• Supplied passage
Figure 8: UN normalized features lead to different ideal steps for different feature dimensions

14: Code encapsulates the Train function

Encapsulate the calculation process of the above loop in the train and update functions, as shown below.

class Network(object):
    def __init__(self, num_of_weights):
        # Initial value of randomly generated w
        # In order to maintain the consistency of the results of each run of the program, a fixed random number seed is set here
        np.random.seed(0)
        self.w = np.random.randn(num_of_weights,1)
        self.w[5] = -100.
        self.w[9] = -100.
        self.b = 0.
        
    def forward(self, x):
        z = np.dot(x, self.w) + self.b
        return z
    
    def loss(self, z, y):
        error = z - y
        num_samples = error.shape[0]
        cost = error * error
        cost = np.sum(cost) / num_samples
        return cost
    
    def gradient(self, x, y):
        z = self.forward(x)
        gradient_w = (z-y)*x
        gradient_w = np.mean(gradient_w, axis=0)
        gradient_w = gradient_w[:, np.newaxis]
        gradient_b = (z - y)
        gradient_b = np.mean(gradient_b)

• What to produce
According to the training code excerpt, why is a fixed random number seed set? The records are not needed to answer the task.

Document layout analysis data
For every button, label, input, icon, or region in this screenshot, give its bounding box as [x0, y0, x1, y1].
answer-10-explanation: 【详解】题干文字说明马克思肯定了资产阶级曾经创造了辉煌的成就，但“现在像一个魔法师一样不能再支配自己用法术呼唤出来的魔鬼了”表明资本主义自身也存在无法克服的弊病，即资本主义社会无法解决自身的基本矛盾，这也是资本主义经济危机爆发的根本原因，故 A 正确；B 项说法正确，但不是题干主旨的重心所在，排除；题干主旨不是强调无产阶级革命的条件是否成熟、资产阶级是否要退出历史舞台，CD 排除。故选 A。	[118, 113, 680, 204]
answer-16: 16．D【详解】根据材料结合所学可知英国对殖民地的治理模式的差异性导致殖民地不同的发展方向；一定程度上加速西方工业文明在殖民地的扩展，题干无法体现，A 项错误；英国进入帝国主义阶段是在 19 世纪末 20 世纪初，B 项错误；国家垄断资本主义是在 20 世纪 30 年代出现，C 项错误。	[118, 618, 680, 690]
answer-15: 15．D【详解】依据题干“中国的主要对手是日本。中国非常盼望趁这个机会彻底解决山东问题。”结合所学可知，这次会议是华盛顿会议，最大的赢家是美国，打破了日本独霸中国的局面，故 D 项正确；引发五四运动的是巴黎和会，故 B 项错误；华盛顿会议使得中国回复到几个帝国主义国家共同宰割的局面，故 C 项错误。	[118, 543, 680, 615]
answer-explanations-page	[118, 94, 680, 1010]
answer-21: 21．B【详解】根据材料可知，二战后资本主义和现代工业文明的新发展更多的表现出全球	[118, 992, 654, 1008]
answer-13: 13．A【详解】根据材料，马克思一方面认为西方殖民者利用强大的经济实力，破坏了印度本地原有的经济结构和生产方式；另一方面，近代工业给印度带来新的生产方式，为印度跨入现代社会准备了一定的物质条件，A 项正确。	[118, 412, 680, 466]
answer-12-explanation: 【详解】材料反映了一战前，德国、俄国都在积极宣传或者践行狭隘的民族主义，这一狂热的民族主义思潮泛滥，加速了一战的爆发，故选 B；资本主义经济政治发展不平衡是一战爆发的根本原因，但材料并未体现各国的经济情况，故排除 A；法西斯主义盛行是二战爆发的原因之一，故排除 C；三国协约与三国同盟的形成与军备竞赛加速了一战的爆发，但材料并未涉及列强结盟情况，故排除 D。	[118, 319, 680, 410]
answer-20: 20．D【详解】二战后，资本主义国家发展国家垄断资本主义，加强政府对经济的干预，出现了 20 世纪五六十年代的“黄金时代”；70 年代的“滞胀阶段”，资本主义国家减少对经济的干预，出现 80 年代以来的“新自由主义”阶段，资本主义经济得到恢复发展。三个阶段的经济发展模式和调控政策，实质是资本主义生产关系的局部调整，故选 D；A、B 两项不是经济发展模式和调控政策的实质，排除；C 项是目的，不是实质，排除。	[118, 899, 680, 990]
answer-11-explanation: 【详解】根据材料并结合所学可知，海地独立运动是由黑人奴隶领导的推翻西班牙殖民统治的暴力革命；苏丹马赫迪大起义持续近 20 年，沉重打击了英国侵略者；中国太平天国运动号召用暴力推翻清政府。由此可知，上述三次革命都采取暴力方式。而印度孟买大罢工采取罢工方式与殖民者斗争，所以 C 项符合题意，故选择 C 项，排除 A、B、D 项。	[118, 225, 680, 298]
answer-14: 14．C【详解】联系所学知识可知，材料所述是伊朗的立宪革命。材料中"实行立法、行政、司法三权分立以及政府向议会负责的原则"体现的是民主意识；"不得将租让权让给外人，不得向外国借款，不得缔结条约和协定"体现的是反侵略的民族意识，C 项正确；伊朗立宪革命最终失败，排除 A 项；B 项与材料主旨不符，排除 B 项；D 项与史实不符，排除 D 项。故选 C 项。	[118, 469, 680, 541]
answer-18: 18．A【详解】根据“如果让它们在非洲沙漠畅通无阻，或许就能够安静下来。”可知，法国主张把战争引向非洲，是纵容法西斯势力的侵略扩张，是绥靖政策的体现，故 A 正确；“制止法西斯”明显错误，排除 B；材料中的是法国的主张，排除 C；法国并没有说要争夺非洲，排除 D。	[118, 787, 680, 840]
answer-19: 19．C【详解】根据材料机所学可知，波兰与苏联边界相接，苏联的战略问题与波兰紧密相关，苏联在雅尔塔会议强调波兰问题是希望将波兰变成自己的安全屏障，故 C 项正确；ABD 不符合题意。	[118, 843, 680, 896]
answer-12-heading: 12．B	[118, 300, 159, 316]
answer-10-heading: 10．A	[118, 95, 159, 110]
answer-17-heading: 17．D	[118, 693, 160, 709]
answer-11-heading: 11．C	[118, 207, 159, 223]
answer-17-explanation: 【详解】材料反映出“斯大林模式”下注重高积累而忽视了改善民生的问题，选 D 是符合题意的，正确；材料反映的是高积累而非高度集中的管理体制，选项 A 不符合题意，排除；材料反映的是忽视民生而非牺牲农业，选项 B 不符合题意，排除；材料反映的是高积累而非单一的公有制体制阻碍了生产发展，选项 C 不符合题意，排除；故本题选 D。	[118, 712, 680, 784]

• Written solution
A fixed seed keeps the results consistent each time the program runs.